• [Data under study]
****************
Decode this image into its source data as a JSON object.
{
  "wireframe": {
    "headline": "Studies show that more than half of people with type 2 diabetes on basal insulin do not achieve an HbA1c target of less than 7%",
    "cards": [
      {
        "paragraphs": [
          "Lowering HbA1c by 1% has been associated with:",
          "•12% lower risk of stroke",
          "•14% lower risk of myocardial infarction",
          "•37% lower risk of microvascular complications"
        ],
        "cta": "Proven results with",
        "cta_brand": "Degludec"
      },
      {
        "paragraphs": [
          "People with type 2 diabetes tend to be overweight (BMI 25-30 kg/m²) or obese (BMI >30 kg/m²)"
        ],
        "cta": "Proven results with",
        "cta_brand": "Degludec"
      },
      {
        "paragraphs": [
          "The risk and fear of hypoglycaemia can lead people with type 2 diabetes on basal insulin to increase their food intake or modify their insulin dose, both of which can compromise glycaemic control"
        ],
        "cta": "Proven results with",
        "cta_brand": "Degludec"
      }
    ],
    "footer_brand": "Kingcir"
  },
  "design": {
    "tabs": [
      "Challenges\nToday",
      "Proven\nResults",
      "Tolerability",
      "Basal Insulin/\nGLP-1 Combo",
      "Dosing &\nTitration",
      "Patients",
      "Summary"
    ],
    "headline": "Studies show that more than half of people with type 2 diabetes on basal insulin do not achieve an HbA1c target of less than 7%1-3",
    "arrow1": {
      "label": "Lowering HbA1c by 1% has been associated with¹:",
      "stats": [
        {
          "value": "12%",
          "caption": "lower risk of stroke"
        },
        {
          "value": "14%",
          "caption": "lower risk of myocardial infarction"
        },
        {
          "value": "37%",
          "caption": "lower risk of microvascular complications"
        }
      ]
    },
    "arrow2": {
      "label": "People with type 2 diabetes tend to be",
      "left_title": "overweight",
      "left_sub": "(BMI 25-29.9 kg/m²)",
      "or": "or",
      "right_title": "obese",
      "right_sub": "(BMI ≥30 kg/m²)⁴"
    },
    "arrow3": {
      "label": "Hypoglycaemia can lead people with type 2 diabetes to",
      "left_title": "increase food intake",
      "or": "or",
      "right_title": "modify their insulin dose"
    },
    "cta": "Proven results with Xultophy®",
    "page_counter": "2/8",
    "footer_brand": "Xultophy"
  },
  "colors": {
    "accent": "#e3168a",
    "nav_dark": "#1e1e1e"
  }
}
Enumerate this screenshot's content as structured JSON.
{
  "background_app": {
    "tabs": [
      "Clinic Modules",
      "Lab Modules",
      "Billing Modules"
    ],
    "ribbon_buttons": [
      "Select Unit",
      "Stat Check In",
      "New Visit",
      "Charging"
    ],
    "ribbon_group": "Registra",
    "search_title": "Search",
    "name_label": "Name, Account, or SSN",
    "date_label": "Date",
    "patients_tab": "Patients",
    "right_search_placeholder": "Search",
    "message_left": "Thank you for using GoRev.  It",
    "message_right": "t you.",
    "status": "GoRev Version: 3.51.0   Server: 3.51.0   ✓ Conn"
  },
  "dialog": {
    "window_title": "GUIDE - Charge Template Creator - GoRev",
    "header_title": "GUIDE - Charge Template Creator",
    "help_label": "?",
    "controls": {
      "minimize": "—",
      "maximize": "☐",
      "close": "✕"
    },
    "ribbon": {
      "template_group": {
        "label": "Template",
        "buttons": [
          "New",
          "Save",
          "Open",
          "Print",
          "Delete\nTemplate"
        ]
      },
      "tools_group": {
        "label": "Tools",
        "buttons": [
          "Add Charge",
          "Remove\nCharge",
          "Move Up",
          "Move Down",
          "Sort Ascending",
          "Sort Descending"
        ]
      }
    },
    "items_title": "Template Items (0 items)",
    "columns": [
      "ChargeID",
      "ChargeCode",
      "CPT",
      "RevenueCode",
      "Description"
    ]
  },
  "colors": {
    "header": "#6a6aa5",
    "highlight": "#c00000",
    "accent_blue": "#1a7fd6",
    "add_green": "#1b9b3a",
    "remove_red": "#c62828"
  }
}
****************
• [What you are asked to do] Give the entries again in full, exactly as they were written above.

• [Answer section]
Decode this image into its source data as a JSON object.
{
  "wireframe": {
    "headline": "Studies show that more than half of people with type 2 diabetes on basal insulin do not achieve an HbA1c target of less than 7%",
    "cards": [
      {
        "paragraphs": [
          "Lowering HbA1c by 1% has been associated with:",
          "•12% lower risk of stroke",
          "•14% lower risk of myocardial infarction",
          "•37% lower risk of microvascular complications"
        ],
        "cta": "Proven results with",
        "cta_brand": "Degludec"
      },
      {
        "paragraphs": [
          "People with type 2 diabetes tend to be overweight (BMI 25-30 kg/m²) or obese (BMI >30 kg/m²)"
        ],
        "cta": "Proven results with",
        "cta_brand": "Degludec"
      },
      {
        "paragraphs": [
          "The risk and fear of hypoglycaemia can lead people with type 2 diabetes on basal insulin to increase their food intake or modify their insulin dose, both of which can compromise glycaemic control"
        ],
        "cta": "Proven results with",
        "cta_brand": "Degludec"
      }
    ],
    "footer_brand": "Kingcir"
  },
  "design": {
    "tabs": [
      "Challenges\nToday",
      "Proven\nResults",
      "Tolerability",
      "Basal Insulin/\nGLP-1 Combo",
      "Dosing &\nTitration",
      "Patients",
      "Summary"
    ],
    "headline": "Studies show that more than half of people with type 2 diabetes on basal insulin do not achieve an HbA1c target of less than 7%1-3",
    "arrow1": {
      "label": "Lowering HbA1c by 1% has been associated with¹:",
      "stats": [
        {
          "value": "12%",
          "caption": "lower risk of stroke"
        },
        {
          "value": "14%",
          "caption": "lower risk of myocardial infarction"
        },
        {
          "value": "37%",
          "caption": "lower risk of microvascular complications"
        }
      ]
    },
    "arrow2": {
      "label": "People with type 2 diabetes tend to be",
      "left_title": "overweight",
      "left_sub": "(BMI 25-29.9 kg/m²)",
      "or": "or",
      "right_title": "obese",
      "right_sub": "(BMI ≥30 kg/m²)⁴"
    },
    "arrow3": {
      "label": "Hypoglycaemia can lead people with type 2 diabetes to",
      "left_title": "increase food intake",
      "or": "or",
      "right_title": "modify their insulin dose"
    },
    "cta": "Proven results with Xultophy®",
    "page_counter": "2/8",
    "footer_brand": "Xultophy"
  },
  "colors": {
    "accent": "#e3168a",
    "nav_dark": "#1e1e1e"
  }
}
Enumerate this screenshot's content as structured JSON.
{
  "background_app": {
    "tabs": [
      "Clinic Modules",
      "Lab Modules",
      "Billing Modules"
    ],
    "ribbon_buttons": [
      "Select Unit",
      "Stat Check In",
      "New Visit",
      "Charging"
    ],
    "ribbon_group": "Registra",
    "search_title": "Search",
    "name_label": "Name, Account, or SSN",
    "date_label": "Date",
    "patients_tab": "Patients",
    "right_search_placeholder": "Search",
    "message_left": "Thank you for using GoRev.  It",
    "message_right": "t you.",
    "status": "GoRev Version: 3.51.0   Server: 3.51.0   ✓ Conn"
  },
  "dialog": {
    "window_title": "GUIDE - Charge Template Creator - GoRev",
    "header_title": "GUIDE - Charge Template Creator",
    "help_label": "?",
    "controls": {
      "minimize": "—",
      "maximize": "☐",
      "close": "✕"
    },
    "ribbon": {
      "template_group": {
        "label": "Template",
        "buttons": [
          "New",
          "Save",
          "Open",
          "Print",
          "Delete\nTemplate"
        ]
      },
      "tools_group": {
        "label": "Tools",
        "buttons": [
          "Add Charge",
          "Remove\nCharge",
          "Move Up",
          "Move Down",
          "Sort Ascending",
          "Sort Descending"
        ]
      }
    },
    "items_title": "Template Items (0 items)",
    "columns": [
      "ChargeID",
      "ChargeCode",
      "CPT",
      "RevenueCode",
      "Description"
    ]
  },
  "colors": {
    "header": "#6a6aa5",
    "highlight": "#c00000",
    "accent_blue": "#1a7fd6",
    "add_green": "#1b9b3a",
    "remove_red": "#c62828"
  }
}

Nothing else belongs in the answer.